Task directions:
Give back every line exactly as it appears, pictures excluded.

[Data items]
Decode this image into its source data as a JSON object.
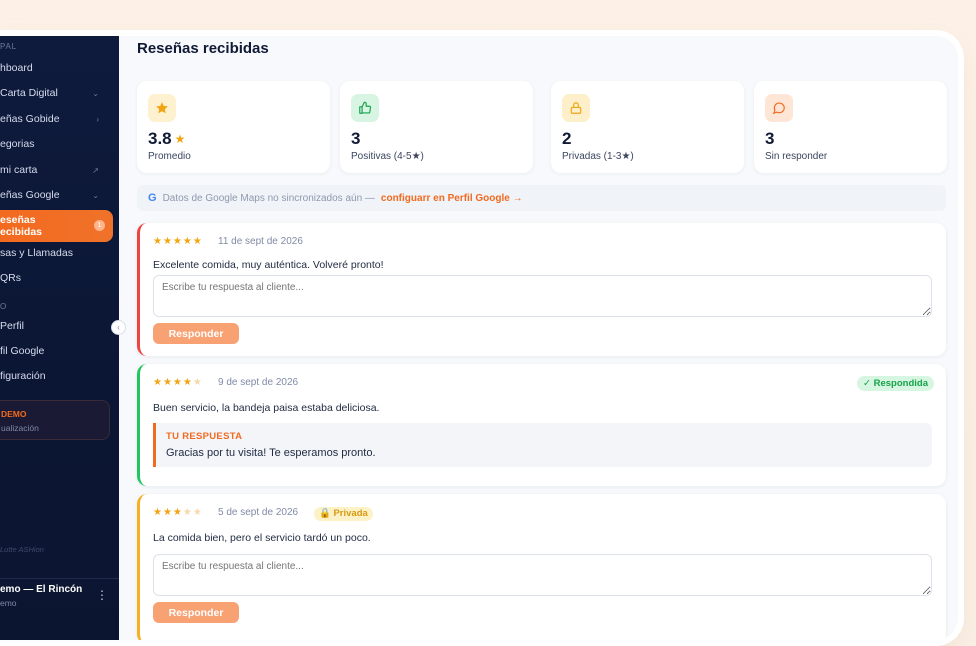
{
  "sidebar": {
    "section_main": "PAL",
    "items": [
      {
        "label": "hboard"
      },
      {
        "label": "Carta Digital"
      },
      {
        "label": "eñas Gobide"
      },
      {
        "label": "egorias"
      },
      {
        "label": " mi carta"
      },
      {
        "label": "eñas Google"
      },
      {
        "label": "eseñas\necibidas",
        "badge": "1"
      },
      {
        "label": "sas y Llamadas"
      },
      {
        "label": " QRs"
      }
    ],
    "section_account": "O",
    "account_items": [
      {
        "label": "Perfil"
      },
      {
        "label": "fil Google"
      },
      {
        "label": "figuración"
      }
    ],
    "demo": {
      "title": "DEMO",
      "subtitle": "ualización"
    },
    "faded_tag": "Lutte ASHion",
    "user": {
      "name": "emo — El Rincón",
      "role": "emo"
    }
  },
  "page": {
    "title": "Reseñas recibidas"
  },
  "stats": [
    {
      "value": "3.8",
      "label": "Promedio",
      "icon": "star-icon",
      "accent": "#f2a411",
      "bg": "#fdf1cf",
      "has_star": true
    },
    {
      "value": "3",
      "label": "Positivas (4-5★)",
      "icon": "thumbs-up-icon",
      "accent": "#16a34a",
      "bg": "#d8f5e3"
    },
    {
      "value": "2",
      "label": "Privadas (1-3★)",
      "icon": "lock-icon",
      "accent": "#f2a411",
      "bg": "#fdefc9"
    },
    {
      "value": "3",
      "label": "Sin responder",
      "icon": "chat-bubble-icon",
      "accent": "#f26a1f",
      "bg": "#fde6d6"
    }
  ],
  "google_notice": {
    "text": "Datos de Google Maps no sincronizados aún —",
    "link": "configuarr en Perfil Google →"
  },
  "reviews": [
    {
      "rating": 5,
      "date": "11 de sept de 2026",
      "text": "Excelente comida, muy auténtica. Volveré pronto!",
      "placeholder": "Escribe tu respuesta al cliente...",
      "button": "Responder"
    },
    {
      "rating": 4,
      "date": "9 de sept de 2026",
      "text": "Buen servicio, la bandeja paisa estaba deliciosa.",
      "status": "✓ Respondida",
      "answer_label": "TU RESPUESTA",
      "answer_text": "Gracias por tu visita! Te esperamos pronto."
    },
    {
      "rating": 3,
      "date": "5 de sept de 2026",
      "private": "🔒 Privada",
      "text": "La comida bien, pero el servicio tardó un poco.",
      "placeholder": "Escribe tu respuesta al cliente...",
      "button": "Responder"
    }
  ],
  "colors": {
    "accent": "#f26a1f",
    "sidebar": "#0f1b3d",
    "star": "#f2a411"
  }
}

Answer to the task:
Decode this image into its source data as a JSON object.
{
  "sidebar": {
    "section_main": "PAL",
    "items": [
      {
        "label": "hboard"
      },
      {
        "label": "Carta Digital"
      },
      {
        "label": "eñas Gobide"
      },
      {
        "label": "egorias"
      },
      {
        "label": " mi carta"
      },
      {
        "label": "eñas Google"
      },
      {
        "label": "eseñas\necibidas",
        "badge": "1"
      },
      {
        "label": "sas y Llamadas"
      },
      {
        "label": " QRs"
      }
    ],
    "section_account": "O",
    "account_items": [
      {
        "label": "Perfil"
      },
      {
        "label": "fil Google"
      },
      {
        "label": "figuración"
      }
    ],
    "demo": {
      "title": "DEMO",
      "subtitle": "ualización"
    },
    "faded_tag": "Lutte ASHion",
    "user": {
      "name": "emo — El Rincón",
      "role": "emo"
    }
  },
  "page": {
    "title": "Reseñas recibidas"
  },
  "stats": [
    {
      "value": "3.8",
      "label": "Promedio",
      "icon": "star-icon",
      "accent": "#f2a411",
      "bg": "#fdf1cf",
      "has_star": true
    },
    {
      "value": "3",
      "label": "Positivas (4-5★)",
      "icon": "thumbs-up-icon",
      "accent": "#16a34a",
      "bg": "#d8f5e3"
    },
    {
      "value": "2",
      "label": "Privadas (1-3★)",
      "icon": "lock-icon",
      "accent": "#f2a411",
      "bg": "#fdefc9"
    },
    {
      "value": "3",
      "label": "Sin responder",
      "icon": "chat-bubble-icon",
      "accent": "#f26a1f",
      "bg": "#fde6d6"
    }
  ],
  "google_notice": {
    "text": "Datos de Google Maps no sincronizados aún —",
    "link": "configuarr en Perfil Google →"
  },
  "reviews": [
    {
      "rating": 5,
      "date": "11 de sept de 2026",
      "text": "Excelente comida, muy auténtica. Volveré pronto!",
      "placeholder": "Escribe tu respuesta al cliente...",
      "button": "Responder"
    },
    {
      "rating": 4,
      "date": "9 de sept de 2026",
      "text": "Buen servicio, la bandeja paisa estaba deliciosa.",
      "status": "✓ Respondida",
      "answer_label": "TU RESPUESTA",
      "answer_text": "Gracias por tu visita! Te esperamos pronto."
    },
    {
      "rating": 3,
      "date": "5 de sept de 2026",
      "private": "🔒 Privada",
      "text": "La comida bien, pero el servicio tardó un poco.",
      "placeholder": "Escribe tu respuesta al cliente...",
      "button": "Responder"
    }
  ],
  "colors": {
    "accent": "#f26a1f",
    "sidebar": "#0f1b3d",
    "star": "#f2a411"
  }
}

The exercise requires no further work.